**Set exercise:** Restate the whole listing word for word. Pictures are left out.

(Items from a figure collection)
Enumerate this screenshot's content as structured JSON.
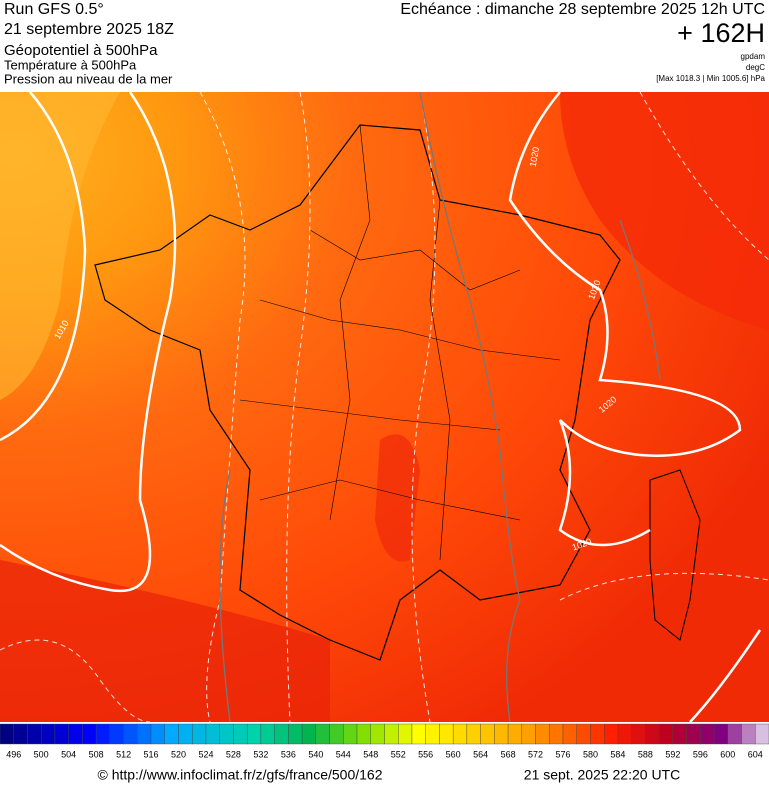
{
  "header": {
    "run": "Run GFS 0.5°",
    "run_date": "21 septembre 2025 18Z",
    "field_1": "Géopotentiel à 500hPa",
    "field_2": "Température à 500hPa",
    "field_3": "Pression au niveau de la mer",
    "echeance": "Echéance : dimanche 28 septembre 2025 12h UTC",
    "lead": "+ 162H",
    "unit_1": "gpdam",
    "unit_2": "degC",
    "pressure_range": "[Max 1018.3 | Min 1005.6] hPa"
  },
  "map": {
    "isobar_labels": [
      "1020",
      "1010",
      "1020",
      "1020",
      "1020"
    ]
  },
  "scale": {
    "labels": [
      496,
      500,
      504,
      508,
      512,
      516,
      520,
      524,
      528,
      532,
      536,
      540,
      544,
      548,
      552,
      556,
      560,
      564,
      568,
      572,
      576,
      580,
      584,
      588,
      592,
      596,
      600,
      604
    ]
  },
  "footer": {
    "source": "© http://www.infoclimat.fr/z/gfs/france/500/162",
    "generated": "21 sept. 2025 22:20 UTC"
  }
}
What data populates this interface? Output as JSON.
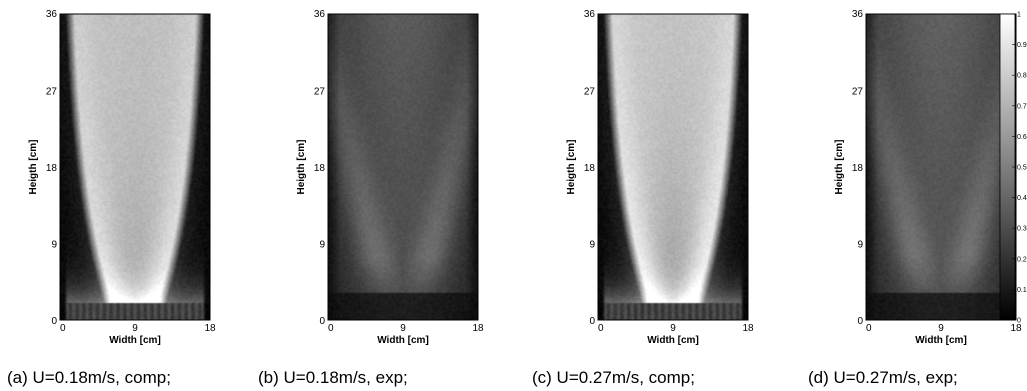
{
  "chart_data": [
    {
      "type": "heatmap",
      "caption": "(a) U=0.18m/s, comp;",
      "xlabel": "Width [cm]",
      "ylabel": "Heigth [cm]",
      "xlim": [
        0,
        18
      ],
      "ylim": [
        0,
        36
      ],
      "xticks": [
        0,
        9,
        18
      ],
      "yticks": [
        0,
        9,
        18,
        27,
        36
      ],
      "pattern": "comp",
      "style": {
        "peak": 0.72,
        "core": 0.16,
        "band": 0.14,
        "base": 0.04
      }
    },
    {
      "type": "heatmap",
      "caption": "(b) U=0.18m/s, exp;",
      "xlabel": "Width [cm]",
      "ylabel": "Heigth [cm]",
      "xlim": [
        0,
        18
      ],
      "ylim": [
        0,
        36
      ],
      "xticks": [
        0,
        9,
        18
      ],
      "yticks": [
        0,
        9,
        18,
        27,
        36
      ],
      "pattern": "exp",
      "style": {
        "peak": 0.3,
        "core": 0.22,
        "band": 0.2,
        "base": 0.06
      }
    },
    {
      "type": "heatmap",
      "caption": "(c) U=0.27m/s, comp;",
      "xlabel": "Width [cm]",
      "ylabel": "Heigth [cm]",
      "xlim": [
        0,
        18
      ],
      "ylim": [
        0,
        36
      ],
      "xticks": [
        0,
        9,
        18
      ],
      "yticks": [
        0,
        9,
        18,
        27,
        36
      ],
      "pattern": "comp",
      "style": {
        "peak": 0.74,
        "core": 0.25,
        "band": 0.18,
        "base": 0.04
      }
    },
    {
      "type": "heatmap",
      "caption": "(d) U=0.27m/s, exp;",
      "xlabel": "Width [cm]",
      "ylabel": "Heigth [cm]",
      "xlim": [
        0,
        18
      ],
      "ylim": [
        0,
        36
      ],
      "xticks": [
        0,
        9,
        18
      ],
      "yticks": [
        0,
        9,
        18,
        27,
        36
      ],
      "pattern": "exp",
      "style": {
        "peak": 0.32,
        "core": 0.24,
        "band": 0.2,
        "base": 0.06
      }
    }
  ],
  "colorbar": {
    "colormap": "gray",
    "range": [
      0,
      1
    ],
    "ticks": [
      "0",
      "0.1",
      "0.2",
      "0.3",
      "0.4",
      "0.5",
      "0.6",
      "0.7",
      "0.8",
      "0.9",
      "1"
    ]
  }
}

**Response to this task:**
Enumerate this screenshot's content as structured JSON.
{
  "header": {
    "run": "Run GFS 0.5°",
    "run_date": "21 septembre 2025 18Z",
    "field_1": "Géopotentiel à 500hPa",
    "field_2": "Température à 500hPa",
    "field_3": "Pression au niveau de la mer",
    "echeance": "Echéance : dimanche 28 septembre 2025 12h UTC",
    "lead": "+ 162H",
    "unit_1": "gpdam",
    "unit_2": "degC",
    "pressure_range": "[Max 1018.3 | Min 1005.6] hPa"
  },
  "map": {
    "isobar_labels": [
      "1020",
      "1010",
      "1020",
      "1020",
      "1020"
    ]
  },
  "scale": {
    "labels": [
      496,
      500,
      504,
      508,
      512,
      516,
      520,
      524,
      528,
      532,
      536,
      540,
      544,
      548,
      552,
      556,
      560,
      564,
      568,
      572,
      576,
      580,
      584,
      588,
      592,
      596,
      600,
      604
    ]
  },
  "footer": {
    "source": "© http://www.infoclimat.fr/z/gfs/france/500/162",
    "generated": "21 sept. 2025 22:20 UTC"
  }
}
What data populates this interface? Output as JSON.
{
  "chart_data": [
    {
      "type": "heatmap",
      "caption": "(a) U=0.18m/s, comp;",
      "xlabel": "Width [cm]",
      "ylabel": "Heigth [cm]",
      "xlim": [
        0,
        18
      ],
      "ylim": [
        0,
        36
      ],
      "xticks": [
        0,
        9,
        18
      ],
      "yticks": [
        0,
        9,
        18,
        27,
        36
      ],
      "pattern": "comp",
      "style": {
        "peak": 0.72,
        "core": 0.16,
        "band": 0.14,
        "base": 0.04
      }
    },
    {
      "type": "heatmap",
      "caption": "(b) U=0.18m/s, exp;",
      "xlabel": "Width [cm]",
      "ylabel": "Heigth [cm]",
      "xlim": [
        0,
        18
      ],
      "ylim": [
        0,
        36
      ],
      "xticks": [
        0,
        9,
        18
      ],
      "yticks": [
        0,
        9,
        18,
        27,
        36
      ],
      "pattern": "exp",
      "style": {
        "peak": 0.3,
        "core": 0.22,
        "band": 0.2,
        "base": 0.06
      }
    },
    {
      "type": "heatmap",
      "caption": "(c) U=0.27m/s, comp;",
      "xlabel": "Width [cm]",
      "ylabel": "Heigth [cm]",
      "xlim": [
        0,
        18
      ],
      "ylim": [
        0,
        36
      ],
      "xticks": [
        0,
        9,
        18
      ],
      "yticks": [
        0,
        9,
        18,
        27,
        36
      ],
      "pattern": "comp",
      "style": {
        "peak": 0.74,
        "core": 0.25,
        "band": 0.18,
        "base": 0.04
      }
    },
    {
      "type": "heatmap",
      "caption": "(d) U=0.27m/s, exp;",
      "xlabel": "Width [cm]",
      "ylabel": "Heigth [cm]",
      "xlim": [
        0,
        18
      ],
      "ylim": [
        0,
        36
      ],
      "xticks": [
        0,
        9,
        18
      ],
      "yticks": [
        0,
        9,
        18,
        27,
        36
      ],
      "pattern": "exp",
      "style": {
        "peak": 0.32,
        "core": 0.24,
        "band": 0.2,
        "base": 0.06
      }
    }
  ],
  "colorbar": {
    "colormap": "gray",
    "range": [
      0,
      1
    ],
    "ticks": [
      "0",
      "0.1",
      "0.2",
      "0.3",
      "0.4",
      "0.5",
      "0.6",
      "0.7",
      "0.8",
      "0.9",
      "1"
    ]
  }
}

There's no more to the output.